* START *

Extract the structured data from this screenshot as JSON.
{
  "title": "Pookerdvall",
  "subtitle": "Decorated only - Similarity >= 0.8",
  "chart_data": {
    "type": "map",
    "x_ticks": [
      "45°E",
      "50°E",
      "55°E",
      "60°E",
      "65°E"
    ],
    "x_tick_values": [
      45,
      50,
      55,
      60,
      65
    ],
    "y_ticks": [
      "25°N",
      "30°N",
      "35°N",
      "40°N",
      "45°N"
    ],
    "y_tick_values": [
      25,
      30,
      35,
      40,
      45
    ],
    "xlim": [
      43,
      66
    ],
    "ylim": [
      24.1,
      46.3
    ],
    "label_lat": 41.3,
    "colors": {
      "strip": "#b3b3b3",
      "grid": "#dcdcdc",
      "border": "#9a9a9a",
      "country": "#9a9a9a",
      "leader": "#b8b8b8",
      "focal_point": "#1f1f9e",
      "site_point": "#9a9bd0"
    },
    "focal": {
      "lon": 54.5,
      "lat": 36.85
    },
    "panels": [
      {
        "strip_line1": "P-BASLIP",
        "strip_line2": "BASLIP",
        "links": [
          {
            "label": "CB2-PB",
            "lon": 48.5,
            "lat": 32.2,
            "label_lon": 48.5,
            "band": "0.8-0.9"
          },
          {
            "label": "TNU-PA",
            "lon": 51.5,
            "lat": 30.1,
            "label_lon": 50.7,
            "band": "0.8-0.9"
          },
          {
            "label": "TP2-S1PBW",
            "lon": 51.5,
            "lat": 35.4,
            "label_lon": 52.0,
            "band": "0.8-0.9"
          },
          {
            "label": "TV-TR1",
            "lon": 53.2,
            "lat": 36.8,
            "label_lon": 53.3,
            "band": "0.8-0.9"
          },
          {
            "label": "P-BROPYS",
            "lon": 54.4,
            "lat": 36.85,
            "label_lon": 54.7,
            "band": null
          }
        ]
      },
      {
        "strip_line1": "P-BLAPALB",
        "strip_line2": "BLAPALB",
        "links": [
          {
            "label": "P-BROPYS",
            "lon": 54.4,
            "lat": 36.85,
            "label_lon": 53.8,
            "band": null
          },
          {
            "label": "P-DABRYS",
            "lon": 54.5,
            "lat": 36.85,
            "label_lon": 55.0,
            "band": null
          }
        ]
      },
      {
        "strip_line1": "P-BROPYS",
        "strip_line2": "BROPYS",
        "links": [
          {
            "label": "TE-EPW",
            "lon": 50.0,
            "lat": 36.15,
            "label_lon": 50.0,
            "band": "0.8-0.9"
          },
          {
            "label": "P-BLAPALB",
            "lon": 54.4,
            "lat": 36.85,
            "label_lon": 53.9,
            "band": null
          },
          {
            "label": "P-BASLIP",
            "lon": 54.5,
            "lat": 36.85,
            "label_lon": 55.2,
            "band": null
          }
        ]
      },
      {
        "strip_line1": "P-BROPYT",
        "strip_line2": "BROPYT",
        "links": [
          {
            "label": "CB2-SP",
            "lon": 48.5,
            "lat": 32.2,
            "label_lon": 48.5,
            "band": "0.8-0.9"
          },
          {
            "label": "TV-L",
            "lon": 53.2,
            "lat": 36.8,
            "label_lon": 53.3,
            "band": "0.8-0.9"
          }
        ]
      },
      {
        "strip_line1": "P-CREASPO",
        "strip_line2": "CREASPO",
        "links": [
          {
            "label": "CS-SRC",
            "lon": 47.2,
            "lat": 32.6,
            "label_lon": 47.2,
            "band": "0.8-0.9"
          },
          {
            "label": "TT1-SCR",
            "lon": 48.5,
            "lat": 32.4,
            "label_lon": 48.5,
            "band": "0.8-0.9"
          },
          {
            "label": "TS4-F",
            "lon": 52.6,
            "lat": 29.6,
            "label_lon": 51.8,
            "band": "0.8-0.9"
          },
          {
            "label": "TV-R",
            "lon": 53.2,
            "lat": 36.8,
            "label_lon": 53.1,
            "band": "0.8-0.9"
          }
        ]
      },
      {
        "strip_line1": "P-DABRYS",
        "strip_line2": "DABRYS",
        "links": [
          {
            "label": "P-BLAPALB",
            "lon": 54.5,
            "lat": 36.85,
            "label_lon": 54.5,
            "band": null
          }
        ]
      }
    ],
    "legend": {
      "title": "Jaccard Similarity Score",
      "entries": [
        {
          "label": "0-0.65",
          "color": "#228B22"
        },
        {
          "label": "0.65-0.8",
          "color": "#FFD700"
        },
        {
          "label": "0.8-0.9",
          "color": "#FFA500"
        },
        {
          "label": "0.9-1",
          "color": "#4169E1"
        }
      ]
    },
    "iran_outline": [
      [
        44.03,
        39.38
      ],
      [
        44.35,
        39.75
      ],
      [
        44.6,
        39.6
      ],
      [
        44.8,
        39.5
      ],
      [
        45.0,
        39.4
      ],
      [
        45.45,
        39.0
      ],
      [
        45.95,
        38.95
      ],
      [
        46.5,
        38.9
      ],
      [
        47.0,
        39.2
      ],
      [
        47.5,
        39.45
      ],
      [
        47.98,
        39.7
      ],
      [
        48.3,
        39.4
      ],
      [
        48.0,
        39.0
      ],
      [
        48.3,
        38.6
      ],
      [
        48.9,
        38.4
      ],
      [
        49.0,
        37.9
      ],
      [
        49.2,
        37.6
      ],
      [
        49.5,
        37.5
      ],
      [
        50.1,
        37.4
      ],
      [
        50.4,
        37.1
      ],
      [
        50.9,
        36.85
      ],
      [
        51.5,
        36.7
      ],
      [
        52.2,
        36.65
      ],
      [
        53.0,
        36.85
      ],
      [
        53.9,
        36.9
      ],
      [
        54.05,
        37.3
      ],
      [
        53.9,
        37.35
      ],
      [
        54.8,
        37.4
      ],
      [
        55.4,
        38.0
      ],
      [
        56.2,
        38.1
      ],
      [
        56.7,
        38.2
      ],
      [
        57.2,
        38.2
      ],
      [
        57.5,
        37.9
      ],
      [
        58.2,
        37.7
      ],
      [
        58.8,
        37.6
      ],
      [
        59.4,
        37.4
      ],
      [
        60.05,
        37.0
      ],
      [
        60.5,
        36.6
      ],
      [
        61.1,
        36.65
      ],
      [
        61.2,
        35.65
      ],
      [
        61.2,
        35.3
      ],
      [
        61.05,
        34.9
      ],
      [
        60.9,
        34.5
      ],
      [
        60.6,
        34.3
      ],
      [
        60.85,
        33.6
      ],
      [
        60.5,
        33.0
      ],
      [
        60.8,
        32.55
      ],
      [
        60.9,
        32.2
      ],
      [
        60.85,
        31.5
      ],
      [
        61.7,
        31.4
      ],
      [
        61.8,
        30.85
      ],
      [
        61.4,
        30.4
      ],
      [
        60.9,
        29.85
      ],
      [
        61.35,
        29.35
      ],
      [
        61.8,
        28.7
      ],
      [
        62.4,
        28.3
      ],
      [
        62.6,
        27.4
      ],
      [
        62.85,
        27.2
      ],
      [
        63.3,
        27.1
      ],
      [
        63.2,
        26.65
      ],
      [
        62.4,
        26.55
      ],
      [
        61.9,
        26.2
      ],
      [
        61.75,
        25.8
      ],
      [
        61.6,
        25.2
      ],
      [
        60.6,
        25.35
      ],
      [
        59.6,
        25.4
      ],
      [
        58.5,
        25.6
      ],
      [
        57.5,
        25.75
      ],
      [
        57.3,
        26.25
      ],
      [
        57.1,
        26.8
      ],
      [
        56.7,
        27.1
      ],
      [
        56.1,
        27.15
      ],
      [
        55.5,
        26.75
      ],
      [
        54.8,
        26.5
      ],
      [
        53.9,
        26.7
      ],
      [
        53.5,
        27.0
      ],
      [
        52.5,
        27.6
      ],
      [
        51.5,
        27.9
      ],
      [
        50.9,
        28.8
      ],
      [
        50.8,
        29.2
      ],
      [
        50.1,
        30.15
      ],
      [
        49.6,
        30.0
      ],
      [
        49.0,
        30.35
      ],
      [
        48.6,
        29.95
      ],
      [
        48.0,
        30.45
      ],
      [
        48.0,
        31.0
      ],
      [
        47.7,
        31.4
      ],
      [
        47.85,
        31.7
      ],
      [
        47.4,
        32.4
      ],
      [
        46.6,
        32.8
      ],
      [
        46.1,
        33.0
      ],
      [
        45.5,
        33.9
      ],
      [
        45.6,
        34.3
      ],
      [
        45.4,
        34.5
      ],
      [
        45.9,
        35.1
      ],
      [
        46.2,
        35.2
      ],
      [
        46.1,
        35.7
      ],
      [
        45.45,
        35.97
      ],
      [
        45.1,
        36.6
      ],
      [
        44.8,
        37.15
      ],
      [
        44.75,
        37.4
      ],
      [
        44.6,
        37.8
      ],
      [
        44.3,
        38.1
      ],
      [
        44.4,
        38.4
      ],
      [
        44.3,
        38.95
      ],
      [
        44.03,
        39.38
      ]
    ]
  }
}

* END *

Look through the entries above for the word "DABRYS". Copy every line where it shows up.

            "label": "P-DABRYS",
        "strip_line1": "P-DABRYS",
        "strip_line2": "DABRYS",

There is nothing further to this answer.